In case you want to learn how ETL is done, please run the following notebook first and update the file name below accordingly

https://github.com/IBM/coursera/blob/master/coursera_ml/a2_w1_s3_ETL.ipynb


In [1]:
# delete files from previous runs
!rm -f hmp.parquet*

# download the file containing the data in PARQUET format
!wget https://github.com/IBM/coursera/raw/master/hmp.parquet
    
# create a dataframe out of it
df = spark.read.parquet('hmp.parquet')

# register a corresponding query table
df.createOrReplaceTempView('df')

In [5]:
df_energy = spark.sql("""
select sqrt(sum(x*x)+sum(y*y)+sum(z*z)) as label, class from df group by class
""")      
df_energy.createOrReplaceTempView('df_energy') 

In [6]:
df_join = spark.sql('select * from df inner join df_energy on df.class=df_energy.class')

In [7]:
splits = df_join.randomSplit([0.8, 0.2])
df_train = splits[0]
df_test = splits[1]

In [8]:
df_train.count()

357812

In [9]:
df_test.count()

88717

In [10]:
from pyspark.ml.feature import VectorAssembler
from pyspark.ml.feature import Normalizer


vectorAssembler = VectorAssembler(inputCols=["x","y","z"],
                                  outputCol="features")
normalizer = Normalizer(inputCol="features", outputCol="features_norm", p=1.0)



In [11]:
from pyspark.ml.regression import LinearRegression

lr = LinearRegression(maxIter=10, regParam=0.3, elasticNetParam=0.8)


In [12]:
from pyspark.ml import Pipeline
pipeline = Pipeline(stages=[vectorAssembler, normalizer,lr])

model = pipeline.fit(df_train)

In [13]:
model.stages[2].summary.r2

0.03292647477426258

In [14]:
model = pipeline.fit(df_test)

In [15]:
model.stages[2].summary.r2

0.03126150920643611

######

(CHALLENGE 1): Copy the lines of the records verbatim, starting at the line containing "product-quantity: x1 (185, 304, 210, 328)" and ending at the line containing "delivery-method-row: 配送方式: 快递配送".

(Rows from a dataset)
######

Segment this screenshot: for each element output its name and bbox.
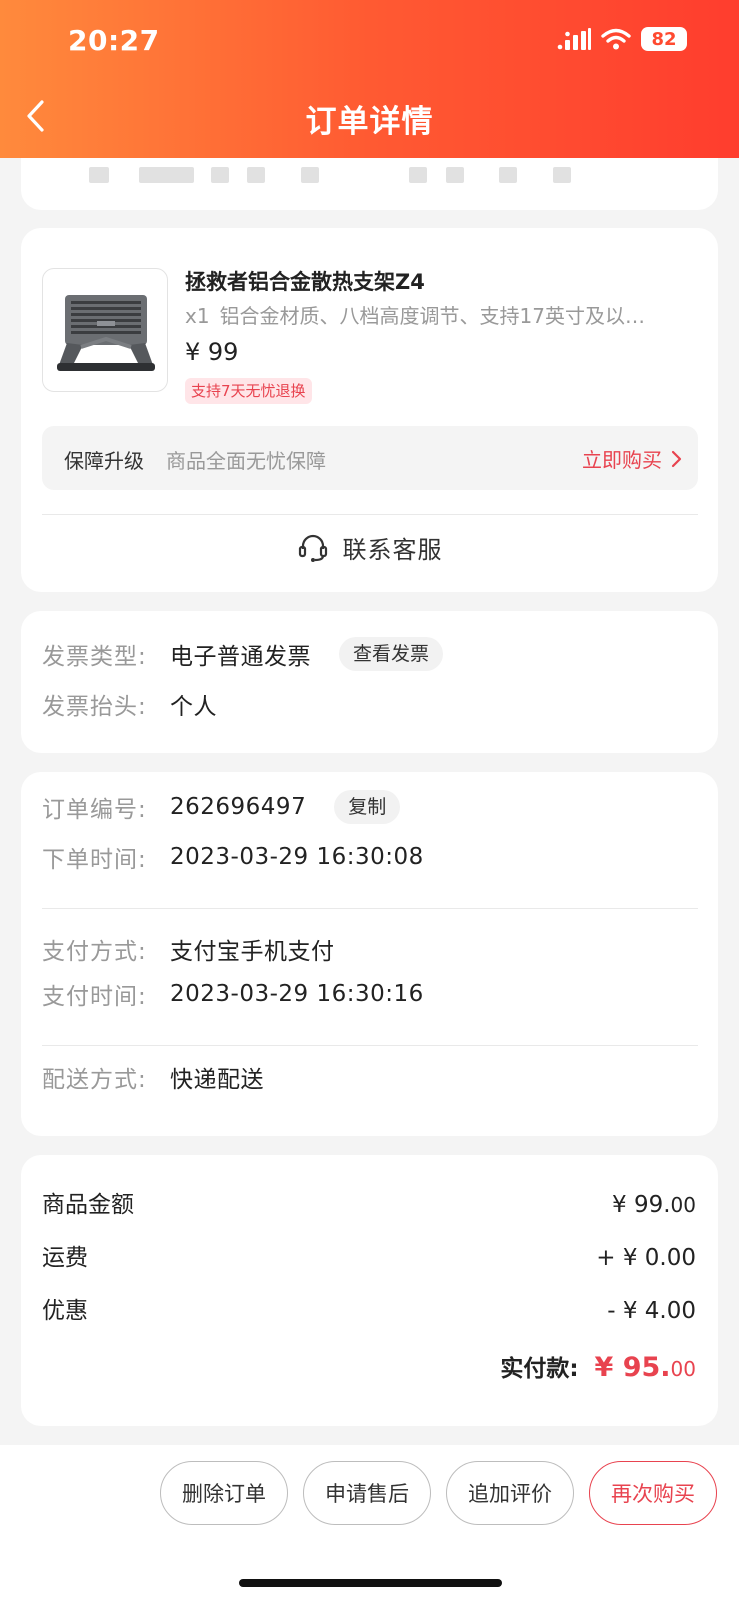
product-quantity: x1 (185, 304, 210, 328)
address-blur (139, 167, 194, 183)
paid-amount-row: 实付款: ¥ 95.00 (500, 1349, 696, 1383)
protection-upgrade-banner[interactable]: 保障升级 商品全面无忧保障 立即购买 (42, 426, 698, 490)
payment-method-label: 支付方式: (42, 939, 147, 965)
delivery-method-row: 配送方式: 快递配送 (42, 1060, 264, 1094)
after-sale-button[interactable]: 申请售后 (303, 1461, 431, 1525)
freight-value: + ¥ 0.00 (596, 1245, 696, 1271)
order-number-row: 订单编号: 262696497 复制 (42, 790, 401, 824)
signal-icon (557, 28, 591, 50)
product-card: 拯救者铝合金散热支架Z4 x1 铝合金材质、八档高度调节、支持17英寸及以… ¥ … (21, 228, 718, 592)
chevron-right-icon (671, 450, 682, 467)
page-title: 订单详情 (305, 104, 434, 140)
order-info-card: 订单编号: 262696497 复制 下单时间: 2023-03-29 16:3… (21, 772, 718, 1136)
address-blur (409, 167, 427, 183)
product-name[interactable]: 拯救者铝合金散热支架Z4 (185, 266, 425, 296)
freight-label: 运费 (42, 1245, 88, 1271)
status-icons: 82 (557, 27, 687, 51)
product-image[interactable] (42, 268, 168, 392)
address-blur (247, 167, 265, 183)
invoice-type-value: 电子普通发票 (170, 644, 311, 670)
invoice-type-label: 发票类型: (42, 644, 147, 670)
contact-service-label: 联系客服 (342, 536, 443, 564)
header-bar: 20:27 82 订单详情 (0, 0, 739, 158)
payment-method-row: 支付方式: 支付宝手机支付 (42, 932, 335, 966)
headset-icon (298, 534, 327, 562)
product-description: 铝合金材质、八档高度调节、支持17英寸及以… (219, 304, 646, 328)
amount-summary-card: 商品金额 ¥ 99.00 运费 + ¥ 0.00 优惠 - ¥ 4.00 实付款… (21, 1155, 718, 1426)
protection-title: 保障升级 (64, 449, 144, 473)
battery-indicator: 82 (641, 27, 687, 51)
address-blur (553, 167, 571, 183)
freight-row: 运费 + ¥ 0.00 (42, 1238, 696, 1272)
paid-amount-cents: 00 (670, 1357, 696, 1381)
order-time-value: 2023-03-29 16:30:08 (170, 844, 424, 870)
discount-row: 优惠 - ¥ 4.00 (42, 1291, 696, 1325)
address-blur (89, 167, 109, 183)
payment-time-label: 支付时间: (42, 984, 147, 1010)
wifi-icon (601, 28, 631, 50)
divider (42, 1045, 698, 1046)
address-blur (211, 167, 229, 183)
delivery-method-label: 配送方式: (42, 1067, 147, 1093)
buy-now-label: 立即购买 (582, 448, 662, 472)
copy-button[interactable]: 复制 (334, 790, 401, 824)
order-time-row: 下单时间: 2023-03-29 16:30:08 (42, 840, 424, 874)
invoice-title-row: 发票抬头: 个人 (42, 687, 217, 721)
address-blur (446, 167, 464, 183)
goods-amount-main: ¥ 99. (612, 1192, 671, 1218)
goods-amount-value: ¥ 99.00 (612, 1192, 696, 1218)
product-spec: x1 铝合金材质、八档高度调节、支持17英寸及以… (185, 300, 695, 329)
invoice-type-row: 发票类型: 电子普通发票 查看发票 (42, 637, 444, 671)
status-time: 20:27 (68, 24, 160, 57)
return-policy-badge: 支持7天无忧退换 (185, 378, 312, 404)
discount-label: 优惠 (42, 1298, 88, 1324)
order-time-label: 下单时间: (42, 847, 147, 873)
protection-description: 商品全面无忧保障 (166, 449, 326, 473)
laptop-stand-image (57, 295, 155, 371)
delivery-method-value: 快递配送 (170, 1067, 264, 1093)
payment-time-value: 2023-03-29 16:30:16 (170, 981, 424, 1007)
delete-order-button[interactable]: 删除订单 (160, 1461, 288, 1525)
address-blur (301, 167, 319, 183)
address-blur (499, 167, 517, 183)
view-invoice-button[interactable]: 查看发票 (339, 637, 444, 671)
paid-amount-label: 实付款: (500, 1356, 579, 1382)
order-number-label: 订单编号: (42, 797, 147, 823)
home-indicator (239, 1579, 502, 1587)
invoice-card: 发票类型: 电子普通发票 查看发票 发票抬头: 个人 (21, 611, 718, 753)
goods-amount-row: 商品金额 ¥ 99.00 (42, 1185, 696, 1219)
divider (42, 908, 698, 909)
add-review-button[interactable]: 追加评价 (446, 1461, 574, 1525)
goods-amount-cents: 00 (670, 1193, 696, 1217)
paid-amount-main: ¥ 95. (594, 1352, 671, 1383)
buy-again-button[interactable]: 再次购买 (589, 1461, 717, 1525)
product-price: ¥ 99 (185, 338, 239, 366)
bottom-action-bar: 删除订单 申请售后 追加评价 再次购买 (0, 1445, 739, 1600)
payment-method-value: 支付宝手机支付 (170, 939, 335, 965)
buy-now-link[interactable]: 立即购买 (582, 444, 682, 473)
invoice-title-label: 发票抬头: (42, 694, 147, 720)
contact-service-button[interactable]: 联系客服 (21, 530, 718, 565)
payment-time-row: 支付时间: 2023-03-29 16:30:16 (42, 977, 424, 1011)
invoice-title-value: 个人 (170, 694, 217, 720)
divider (42, 514, 698, 515)
paid-amount-value: ¥ 95.00 (595, 1352, 696, 1383)
discount-value: - ¥ 4.00 (607, 1298, 696, 1324)
order-number-value: 262696497 (170, 794, 307, 820)
goods-amount-label: 商品金额 (42, 1192, 134, 1218)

######

(CHALLENGE 2): In the Spark notebook, why is the command `!rm -f hmp.parquet*` run before the data file is downloaded?

(EXERCISE OUTPUT 1):
product-quantity: x1 (185, 304, 210, 328)
address-blur (139, 167, 194, 183)
paid-amount-row: 实付款: ¥ 95.00 (500, 1349, 696, 1383)
protection-upgrade-banner[interactable]: 保障升级 商品全面无忧保障 立即购买 (42, 426, 698, 490)
payment-method-label: 支付方式: (42, 939, 147, 965)
delivery-method-row: 配送方式: 快递配送 (42, 1060, 264, 1094)

(EXERCISE OUTPUT 2): It deletes files left over from previous runs. The notebook then downloads hmp.parquet with `wget`.